**READING PASSAGE:**
◆ ◆ ◆
BitDepth#928 - March 18

Putting an Android powered camera, Samsung's EK-GC100, to the test on Carnival Tuesday.
Is this the ultimate camera?
928-Miller
Reigning Miss Trinidad and Tobago candidate for Miss Universe, Catherine Miller poses for a distinctly unthreatening camera on Carnival Tuesday at the Socadrome. Photograph by Mark Lyndersay.

“I’d like a SIM card for my camera, please.”
I have to say; the lady behind the counter didn’t bat an eye.
In fact, she batted the statement back with considerable aplomb, catching me by surprise.
“Does it have a keypad?”

I'd misunderstood the question, of course. The device had a digital keyboard, but what was needed was the capacity to dial into the company’s digital services to activate the SIM. I eventually solved the problem by following her advice and putting the SIM in my phone to activate it then putting it in the camera.

The Samsung EK-GC100 is many things, far more than you’d expect in a device that looks like a standard point and shoot (P&S) camera, but it isn’t a phone.
What it is, though, is likely the herald of more advancements in digital cameras that advance the merging of phones, computing devices and image capture into one package that does everything with minimal compromise.
◆ ◆ ◆
**THINGS TO DO:**
**a)** Retype the part of the column on the Samsung EK-GC100 from "Is this the" up to and including "by Mark Lyndersay.".
**b)** Answer these questions using the column on the Samsung EK-GC100:
(i) Where was Catherine Miller photographed on Carnival Tuesday?
(ii) What question did the lady behind the counter ask in reply to the request for a SIM card?
(iii) How was the SIM card finally activated?
**c)** Carry on the column about the Samsung EK-GC100 camera from its last sentence.
◆ ◆ ◆
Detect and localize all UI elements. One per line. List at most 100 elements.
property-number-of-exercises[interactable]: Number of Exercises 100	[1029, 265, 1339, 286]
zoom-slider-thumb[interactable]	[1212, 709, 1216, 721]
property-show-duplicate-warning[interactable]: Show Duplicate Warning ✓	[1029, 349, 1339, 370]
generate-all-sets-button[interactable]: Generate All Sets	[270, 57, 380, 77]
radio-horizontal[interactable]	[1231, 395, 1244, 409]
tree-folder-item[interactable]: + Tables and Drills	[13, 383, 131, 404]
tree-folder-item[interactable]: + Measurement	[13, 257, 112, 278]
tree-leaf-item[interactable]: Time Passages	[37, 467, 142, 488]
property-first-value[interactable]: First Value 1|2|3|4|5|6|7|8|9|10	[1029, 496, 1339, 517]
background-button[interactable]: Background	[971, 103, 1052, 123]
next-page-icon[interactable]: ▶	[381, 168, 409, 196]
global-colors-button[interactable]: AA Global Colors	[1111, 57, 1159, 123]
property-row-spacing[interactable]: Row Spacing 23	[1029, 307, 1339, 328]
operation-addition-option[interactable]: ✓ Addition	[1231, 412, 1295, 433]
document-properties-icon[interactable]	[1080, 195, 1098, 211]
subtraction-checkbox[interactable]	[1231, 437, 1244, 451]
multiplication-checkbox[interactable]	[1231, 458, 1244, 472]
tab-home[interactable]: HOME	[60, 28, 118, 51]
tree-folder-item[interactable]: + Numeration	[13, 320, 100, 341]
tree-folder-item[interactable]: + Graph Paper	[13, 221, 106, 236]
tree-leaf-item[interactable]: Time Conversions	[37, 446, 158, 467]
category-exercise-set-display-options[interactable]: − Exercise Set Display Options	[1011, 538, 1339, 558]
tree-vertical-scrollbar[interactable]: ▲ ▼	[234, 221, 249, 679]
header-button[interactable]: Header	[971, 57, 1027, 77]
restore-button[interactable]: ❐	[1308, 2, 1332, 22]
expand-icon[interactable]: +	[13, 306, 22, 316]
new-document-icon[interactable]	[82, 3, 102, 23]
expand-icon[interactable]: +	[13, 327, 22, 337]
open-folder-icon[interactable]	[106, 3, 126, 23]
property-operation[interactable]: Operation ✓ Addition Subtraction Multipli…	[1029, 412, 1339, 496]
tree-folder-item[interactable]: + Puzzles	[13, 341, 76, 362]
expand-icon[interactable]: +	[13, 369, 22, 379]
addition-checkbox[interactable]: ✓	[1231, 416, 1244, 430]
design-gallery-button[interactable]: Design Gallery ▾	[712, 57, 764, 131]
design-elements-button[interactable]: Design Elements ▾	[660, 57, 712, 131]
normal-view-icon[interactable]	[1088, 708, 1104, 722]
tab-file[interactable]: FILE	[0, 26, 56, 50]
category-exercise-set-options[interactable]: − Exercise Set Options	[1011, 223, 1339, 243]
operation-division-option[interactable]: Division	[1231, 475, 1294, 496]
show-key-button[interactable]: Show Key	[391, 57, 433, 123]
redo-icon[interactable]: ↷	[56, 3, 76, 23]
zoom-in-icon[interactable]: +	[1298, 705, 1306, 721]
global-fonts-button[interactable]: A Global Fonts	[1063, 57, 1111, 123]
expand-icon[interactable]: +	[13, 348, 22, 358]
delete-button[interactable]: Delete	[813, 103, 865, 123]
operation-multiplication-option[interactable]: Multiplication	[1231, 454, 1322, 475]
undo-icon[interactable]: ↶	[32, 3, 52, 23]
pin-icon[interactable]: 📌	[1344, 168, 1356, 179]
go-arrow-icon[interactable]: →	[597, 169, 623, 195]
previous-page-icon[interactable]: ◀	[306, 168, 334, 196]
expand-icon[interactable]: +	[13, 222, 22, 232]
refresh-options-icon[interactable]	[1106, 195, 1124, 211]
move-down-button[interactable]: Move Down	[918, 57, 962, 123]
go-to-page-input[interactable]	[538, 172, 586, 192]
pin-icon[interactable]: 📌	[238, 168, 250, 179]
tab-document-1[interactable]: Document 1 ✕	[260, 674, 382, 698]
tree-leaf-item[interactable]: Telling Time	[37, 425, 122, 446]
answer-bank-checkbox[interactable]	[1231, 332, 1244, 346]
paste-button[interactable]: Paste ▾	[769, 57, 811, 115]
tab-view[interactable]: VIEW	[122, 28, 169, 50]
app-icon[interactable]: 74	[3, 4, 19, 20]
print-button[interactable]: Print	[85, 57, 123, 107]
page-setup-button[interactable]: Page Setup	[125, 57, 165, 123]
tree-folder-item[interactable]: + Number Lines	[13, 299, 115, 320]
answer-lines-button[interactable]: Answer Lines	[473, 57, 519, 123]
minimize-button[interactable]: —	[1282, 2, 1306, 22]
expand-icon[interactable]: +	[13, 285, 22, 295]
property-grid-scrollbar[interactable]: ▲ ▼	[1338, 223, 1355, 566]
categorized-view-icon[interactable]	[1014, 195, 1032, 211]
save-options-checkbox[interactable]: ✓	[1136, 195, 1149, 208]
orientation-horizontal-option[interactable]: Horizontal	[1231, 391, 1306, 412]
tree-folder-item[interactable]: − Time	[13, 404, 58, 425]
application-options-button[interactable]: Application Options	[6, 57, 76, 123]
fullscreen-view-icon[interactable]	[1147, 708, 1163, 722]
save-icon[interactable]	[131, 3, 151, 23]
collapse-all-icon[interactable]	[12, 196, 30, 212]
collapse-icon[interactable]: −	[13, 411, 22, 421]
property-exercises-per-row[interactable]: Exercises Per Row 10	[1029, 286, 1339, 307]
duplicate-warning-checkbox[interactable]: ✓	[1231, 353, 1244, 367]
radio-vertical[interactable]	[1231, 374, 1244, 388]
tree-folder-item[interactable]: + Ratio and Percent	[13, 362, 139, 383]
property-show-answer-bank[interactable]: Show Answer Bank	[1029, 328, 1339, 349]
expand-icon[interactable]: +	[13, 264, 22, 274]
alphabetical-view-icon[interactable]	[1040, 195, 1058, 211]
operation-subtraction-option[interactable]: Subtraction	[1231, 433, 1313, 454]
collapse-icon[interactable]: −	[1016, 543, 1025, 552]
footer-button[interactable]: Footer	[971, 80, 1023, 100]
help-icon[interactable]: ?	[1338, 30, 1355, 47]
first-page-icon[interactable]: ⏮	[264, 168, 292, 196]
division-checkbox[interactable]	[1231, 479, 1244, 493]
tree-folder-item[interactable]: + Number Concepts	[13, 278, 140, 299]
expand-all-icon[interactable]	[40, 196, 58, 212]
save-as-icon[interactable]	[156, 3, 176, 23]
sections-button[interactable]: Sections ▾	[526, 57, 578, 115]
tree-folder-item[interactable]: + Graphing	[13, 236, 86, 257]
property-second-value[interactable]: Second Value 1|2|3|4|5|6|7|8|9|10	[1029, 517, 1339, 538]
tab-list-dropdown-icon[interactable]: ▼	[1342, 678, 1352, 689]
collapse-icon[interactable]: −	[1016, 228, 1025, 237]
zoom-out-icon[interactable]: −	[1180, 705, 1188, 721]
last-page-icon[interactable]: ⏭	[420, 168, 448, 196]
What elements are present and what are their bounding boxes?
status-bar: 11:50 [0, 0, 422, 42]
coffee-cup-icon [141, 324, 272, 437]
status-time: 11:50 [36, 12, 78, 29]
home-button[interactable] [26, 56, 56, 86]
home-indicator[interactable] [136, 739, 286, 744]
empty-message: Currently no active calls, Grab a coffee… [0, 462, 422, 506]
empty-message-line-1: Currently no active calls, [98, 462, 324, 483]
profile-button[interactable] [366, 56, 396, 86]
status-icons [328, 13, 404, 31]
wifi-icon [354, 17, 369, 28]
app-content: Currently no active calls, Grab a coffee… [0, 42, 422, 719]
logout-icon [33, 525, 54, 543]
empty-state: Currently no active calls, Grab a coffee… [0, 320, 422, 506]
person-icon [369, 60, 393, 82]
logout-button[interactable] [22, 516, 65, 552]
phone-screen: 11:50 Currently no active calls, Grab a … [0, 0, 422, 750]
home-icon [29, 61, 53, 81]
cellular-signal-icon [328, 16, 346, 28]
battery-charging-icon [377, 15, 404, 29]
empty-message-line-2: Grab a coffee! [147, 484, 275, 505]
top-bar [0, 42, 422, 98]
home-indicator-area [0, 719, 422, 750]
◆ ◆ ◆
**ANSWERS BELOW:**
**a)**
Is this the ultimate camera?
928-Miller
Reigning Miss Trinidad and Tobago candidate for Miss Universe, Catherine Miller poses for a distinctly unthreatening camera on Carnival Tuesday at the Socadrome. Photograph by Mark Lyndersay.

**b)**
(i) At the Socadrome.
(ii) "Does it have a keypad?"
(iii) It was put in the phone to activate it and then put in the camera.

**c)**
The rather clumsily named
EK-GC100 is part of a line of devices from Samsung which graft the brain of an Android tablet into the standard form factor of a P&S.

On boot, it declares itself to be a Samsung Galaxy Camera, so that seems as good a way to refer to it as any.
After the rather lengthy startup process that’s typical of Galaxy devices, the camera switches directly into P&S mode, filling the screen with an image of whatever the lens happens to be pointing at.

Overlaid on the live view are a few buttons at right, to go quickly from video to stills and a mode view that allows manual control as well as the camera presets that appear on all Galaxy camera phones.
At top left though, is a little home button that drops you into Samsung’s standard Android interface, where you can browse the web, collect e-mail, download apps and most usefully, transfer files you’ve captured on the camera.

As an upgrade to a camera phone, you get a true zoom, roughly equivalent to a 28mm - 105mm lens on a DSLR that’s quite crisp and sharp. You do lose the ability to make calls unless you fire up Skype.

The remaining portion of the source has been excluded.